DATA FOR THIS EXERCISE —

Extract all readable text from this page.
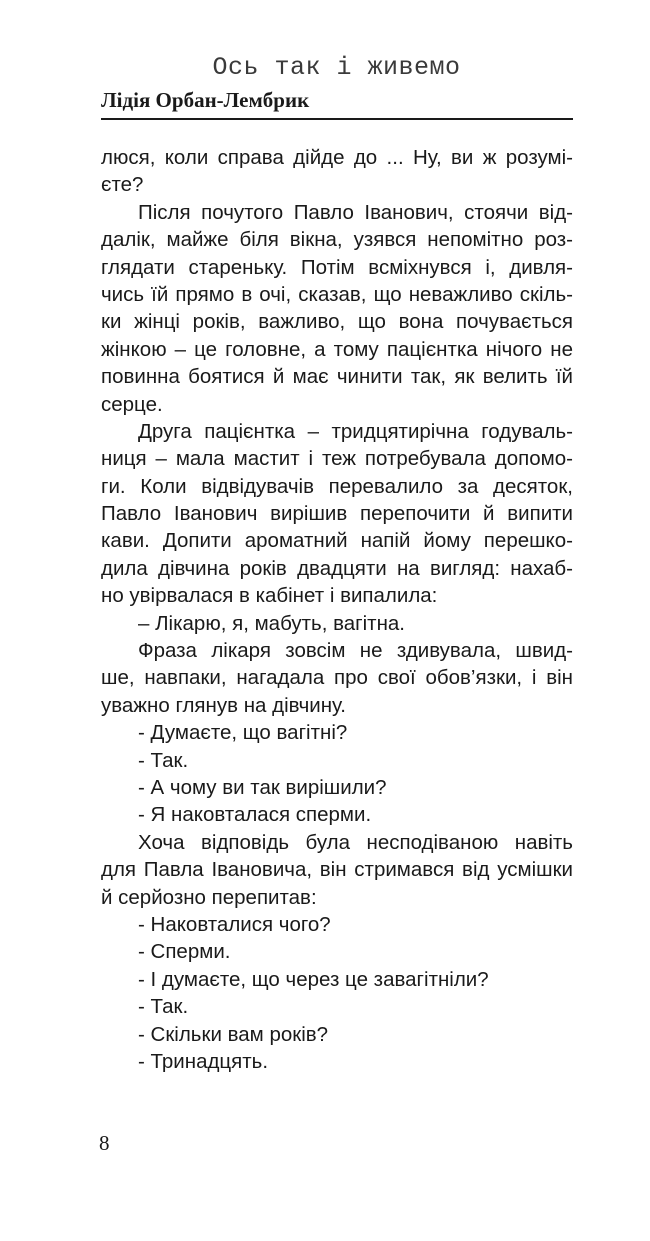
Ось так і живемо
Лідія Орбан-Лембрик
люся, коли справа дійде до ... Ну, ви ж розумі-
єте?
Після почутого Павло Іванович, стоячи від-
далік, майже біля вікна, узявся непомітно роз-
глядати стареньку. Потім всміхнувся і, дивля-
чись їй прямо в очі, сказав, що неважливо скіль-
ки жінці років, важливо, що вона почувається
жінкою – це головне, а тому пацієнтка нічого не
повинна боятися й має чинити так, як велить їй
серце.
Друга пацієнтка – тридцятирічна годуваль-
ниця – мала мастит і теж потребувала допомо-
ги. Коли відвідувачів перевалило за десяток,
Павло Іванович вирішив перепочити й випити
кави. Допити ароматний напій йому перешко-
дила дівчина років двадцяти на вигляд: нахаб-
но увірвалася в кабінет і випалила:
– Лікарю, я, мабуть, вагітна.
Фраза лікаря зовсім не здивувала, швид-
ше, навпаки, нагадала про свої обов’язки, і він
уважно глянув на дівчину.
- Думаєте, що вагітні?
- Так.
- А чому ви так вирішили?
- Я наковталася сперми.
Хоча відповідь була несподіваною навіть
для Павла Івановича, він стримався від усмішки
й серйозно перепитав:
- Наковталися чого?
- Сперми.
- І думаєте, що через це завагітніли?
- Так.
- Скільки вам років?
- Тринадцять.
8
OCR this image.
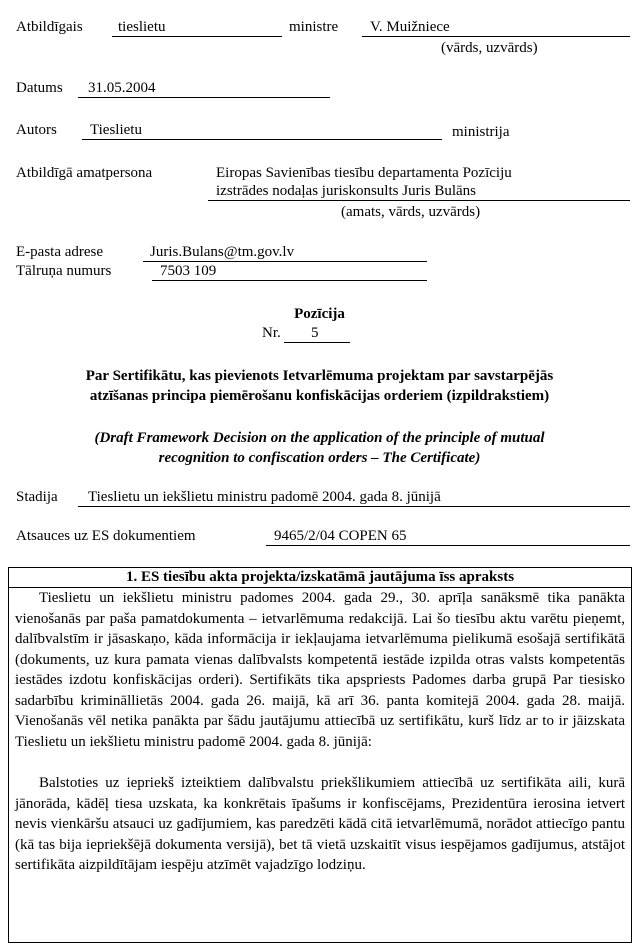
Atbildīgais tieslietu	ministre V. Muižniece
(vārds, uzvārds)
Datums 31.05.2004
Autors Tieslietu	ministrija
Atbildīgā amatpersona	Eiropas Savienības tiesību departamenta Pozīciju
izstrādes nodaļas juriskonsults Juris Bulāns
(amats, vārds, uzvārds)
E-pasta adrese	Juris.Bulans@tm.gov.lv
Tālruņa numurs	7503 109
Pozīcija
Nr. 5
Par Sertifikātu, kas pievienots Ietvarlēmuma projektam par savstarpējās
atzīšanas principa piemērošanu konfiskācijas orderiem (izpildrakstiem)
(Draft Framework Decision on the application of the principle of mutual
recognition to confiscation orders – The Certificate)
Stadija Tieslietu un iekšlietu ministru padomē 2004. gada 8. jūnijā
Atsauces uz ES dokumentiem	9465/2/04 COPEN 65
1. ES tiesību akta projekta/izskatāmā jautājuma īss apraksts

Tieslietu un iekšlietu ministru padomes 2004. gada 29., 30. aprīļa sanāksmē tika panākta vienošanās par paša pamatdokumenta – ietvarlēmuma redakcijā. Lai šo tiesību aktu varētu pieņemt, dalībvalstīm ir jāsaskaņo, kāda informācija ir iekļaujama ietvarlēmuma pielikumā esošajā sertifikātā (dokuments, uz kura pamata vienas dalībvalsts kompetentā iestāde izpilda otras valsts kompetentās iestādes izdotu konfiskācijas orderi). Sertifikāts tika apspriests Padomes darba grupā Par tiesisko sadarbību krimināllietās 2004. gada 26. maijā, kā arī 36. panta komitejā 2004. gada 28. maijā. Vienošanās vēl netika panākta par šādu jautājumu attiecībā uz sertifikātu, kurš līdz ar to ir jāizskata Tieslietu un iekšlietu ministru padomē 2004. gada 8. jūnijā:

Balstoties uz iepriekš izteiktiem dalībvalstu priekšlikumiem attiecībā uz sertifikāta aili, kurā jānorāda, kādēļ tiesa uzskata, ka konkrētais īpašums ir konfiscējams, Prezidentūra ierosina ietvert nevis vienkāršu atsauci uz gadījumiem, kas paredzēti kādā citā ietvarlēmumā, norādot attiecīgo pantu (kā tas bija iepriekšējā dokumenta versijā), bet tā vietā uzskaitīt visus iespējamos gadījumus, atstājot sertifikāta aizpildītājam iespēju atzīmēt vajadzīgo lodziņu.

INSTRUCTIONS FOR THE TASK — Gather from the entries above all lines that include the string "konfiskācijas".

CORRECT ANSWER —
atzīšanas principa piemērošanu konfiskācijas orderiem (izpildrakstiem)
Tieslietu un iekšlietu ministru padomes 2004. gada 29., 30. aprīļa sanāksmē tika panākta vienošanās par paša pamatdokumenta – ietvarlēmuma redakcijā. Lai šo tiesību aktu varētu pieņemt, dalībvalstīm ir jāsaskaņo, kāda informācija ir iekļaujama ietvarlēmuma pielikumā esošajā sertifikātā (dokuments, uz kura pamata vienas dalībvalsts kompetentā iestāde izpilda otras valsts kompetentās iestādes izdotu konfiskācijas orderi). Sertifikāts tika apspriests Padomes darba grupā Par tiesisko sadarbību krimināllietās 2004. gada 26. maijā, kā arī 36. panta komitejā 2004. gada 28. maijā. Vienošanās vēl netika panākta par šādu jautājumu attiecībā uz sertifikātu, kurš līdz ar to ir jāizskata Tieslietu un iekšlietu ministru padomē 2004. gada 8. jūnijā:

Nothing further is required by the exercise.